# COMPETITIVE BODYBUILDING - POWERLIFTING - ATHLETICS & SPORTS > POWERLIFTING FORUM >  How would I rank and where to compete?

## F4iGuy

I've always trained like a bodybuilder, only hitting the big 3 once per week. I'm not taking anything besides OTC supplements. My current bodyweight is 205lbs (I'm 5' 6"). 

If I put up the following numbers while weighing 190lbs:
Squat: 500lbs
Bench: 450lbs
Dead: 550lbs

How good is that for a natural lifter? I'm considering focusing more on powerlifting because I love pushing heavy weights on the compound movements. I'd like to compete but where would a 34 year old natty lifter go? 

Any recommendations for training programs? .

----------


## mosaicman3

I'm going to assume you are hitting depth, and pausing your bench.

Your deadlift is average in the "competitive" world, squat is pretty good, but you bench is very good; elite at that.

_Work instructions_:
1. Decide whether each statement agrees with the powerlifting forum thread, and answer yes or no, quoting the words from the thread that settle it. (a) The first poster trains the big 3 lifts once per week. (b) The first poster currently weighs 190lbs. (c) The reply judges the deadlift to be the strongest of the three lifts.
2. Extend the powerlifting forum thread from the point where it stops.

_Data provided_:
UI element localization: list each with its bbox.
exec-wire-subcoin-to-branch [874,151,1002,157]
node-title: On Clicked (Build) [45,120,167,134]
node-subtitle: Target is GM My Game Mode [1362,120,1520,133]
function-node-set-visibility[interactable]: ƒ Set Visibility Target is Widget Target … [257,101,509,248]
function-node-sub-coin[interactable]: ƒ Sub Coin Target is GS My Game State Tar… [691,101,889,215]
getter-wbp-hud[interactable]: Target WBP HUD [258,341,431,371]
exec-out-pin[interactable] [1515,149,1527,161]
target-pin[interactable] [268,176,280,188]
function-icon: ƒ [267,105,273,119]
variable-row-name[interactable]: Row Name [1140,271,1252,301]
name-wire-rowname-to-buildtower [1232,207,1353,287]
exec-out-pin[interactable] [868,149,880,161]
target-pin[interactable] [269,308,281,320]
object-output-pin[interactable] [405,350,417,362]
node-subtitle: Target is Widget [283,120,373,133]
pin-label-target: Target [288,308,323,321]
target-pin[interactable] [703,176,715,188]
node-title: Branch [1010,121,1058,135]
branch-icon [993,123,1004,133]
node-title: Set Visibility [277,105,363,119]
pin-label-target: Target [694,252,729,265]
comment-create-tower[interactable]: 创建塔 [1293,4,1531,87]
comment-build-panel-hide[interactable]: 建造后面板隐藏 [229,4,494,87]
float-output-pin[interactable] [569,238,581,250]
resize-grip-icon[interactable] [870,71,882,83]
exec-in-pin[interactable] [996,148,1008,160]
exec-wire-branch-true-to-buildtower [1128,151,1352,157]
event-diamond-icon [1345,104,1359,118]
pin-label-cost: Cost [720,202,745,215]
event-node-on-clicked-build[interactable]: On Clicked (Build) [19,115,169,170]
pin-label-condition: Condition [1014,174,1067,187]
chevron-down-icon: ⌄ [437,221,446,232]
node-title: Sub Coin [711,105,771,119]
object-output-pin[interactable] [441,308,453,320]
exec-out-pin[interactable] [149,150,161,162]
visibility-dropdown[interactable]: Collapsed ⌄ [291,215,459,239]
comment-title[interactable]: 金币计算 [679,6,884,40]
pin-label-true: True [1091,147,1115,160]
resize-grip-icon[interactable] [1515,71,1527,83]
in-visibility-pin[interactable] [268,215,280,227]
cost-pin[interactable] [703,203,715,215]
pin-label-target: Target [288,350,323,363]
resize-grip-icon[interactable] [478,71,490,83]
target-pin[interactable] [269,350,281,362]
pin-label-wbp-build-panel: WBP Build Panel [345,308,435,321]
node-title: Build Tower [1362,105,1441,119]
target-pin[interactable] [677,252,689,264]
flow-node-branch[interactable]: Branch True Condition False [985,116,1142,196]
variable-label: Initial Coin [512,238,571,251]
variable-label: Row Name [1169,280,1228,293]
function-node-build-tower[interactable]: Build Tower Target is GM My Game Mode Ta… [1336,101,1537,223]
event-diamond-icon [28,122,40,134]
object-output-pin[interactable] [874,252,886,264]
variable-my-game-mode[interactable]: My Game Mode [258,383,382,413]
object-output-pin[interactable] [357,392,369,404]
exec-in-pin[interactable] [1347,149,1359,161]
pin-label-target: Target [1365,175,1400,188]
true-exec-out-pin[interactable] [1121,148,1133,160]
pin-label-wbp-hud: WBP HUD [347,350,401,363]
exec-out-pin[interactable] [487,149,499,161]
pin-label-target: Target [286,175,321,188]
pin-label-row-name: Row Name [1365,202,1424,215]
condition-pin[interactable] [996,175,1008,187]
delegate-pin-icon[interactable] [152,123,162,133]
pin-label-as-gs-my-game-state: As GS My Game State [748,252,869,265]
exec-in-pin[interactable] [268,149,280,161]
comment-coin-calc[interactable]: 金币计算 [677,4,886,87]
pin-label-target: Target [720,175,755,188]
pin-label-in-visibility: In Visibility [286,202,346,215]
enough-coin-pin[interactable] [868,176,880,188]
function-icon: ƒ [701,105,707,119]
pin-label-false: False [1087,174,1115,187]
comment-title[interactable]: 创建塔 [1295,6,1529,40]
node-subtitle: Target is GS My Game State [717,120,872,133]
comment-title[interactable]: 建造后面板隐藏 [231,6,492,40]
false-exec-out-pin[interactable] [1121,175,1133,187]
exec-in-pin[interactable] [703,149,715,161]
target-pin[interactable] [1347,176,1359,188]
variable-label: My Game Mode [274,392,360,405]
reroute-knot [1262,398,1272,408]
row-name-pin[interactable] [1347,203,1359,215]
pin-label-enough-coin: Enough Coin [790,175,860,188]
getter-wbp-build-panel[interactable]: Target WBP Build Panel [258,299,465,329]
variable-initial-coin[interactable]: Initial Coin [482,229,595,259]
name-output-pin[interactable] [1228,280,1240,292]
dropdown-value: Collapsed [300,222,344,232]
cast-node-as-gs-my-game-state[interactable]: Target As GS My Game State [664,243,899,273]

_Responses_:
1.
(a) Yes: "only hitting the big 3 once per week"
(b) No: "My current bodyweight is 205lbs"
(c) No: "Your deadlift is average in the "competitive" world"

2.
Where you rank, a 1500lbs total is good, but ranking would depend on federation. You will always be categorized as elite in any fed. Any hometown meet you will win or at least place. But hometown meets are for chumps. Use those to get your feet wet, but nothing worth bragging about. When picking a federation, just pick a federation that hosts the closest to you. Once you learn the slight rule differences, styles of judging, and the flow of the meets, you will then pick which international/national level federation that fits your style. 

A simple google search will point you in the right direction for local meets.

In the mean time check out RPS, APA, USAPL, APF, and USPF. Between those you're sure to find a meet within an hour or 2 drive if you live in the US. 

Considering you're at a 1500lbs total, I would keep doing what you're doing. For a pre-meet prep, you try to peak on meet day. So 5 weeks out would be a light week, 4 weeks out would be 5x5, 3 weeks would be heavy 3s, 2 weeks out heavy 2, 1 week out just do your warm-up routine stay around 50% of your max.

----------


## musclestack

Lifts look good (especially bench) and especially for a 190 pounder. You could cut down about 7 lbs. of water weight before the meet and compete in the 198 pound category. Whether or not your lifts are 'competitive' will depend on your competition. A lot of this depends on which federation you're lifting in. From the meets I've competed in, I would say you have a good chance of placing in an event on the state level, but again, this is all dependent on what your competition is.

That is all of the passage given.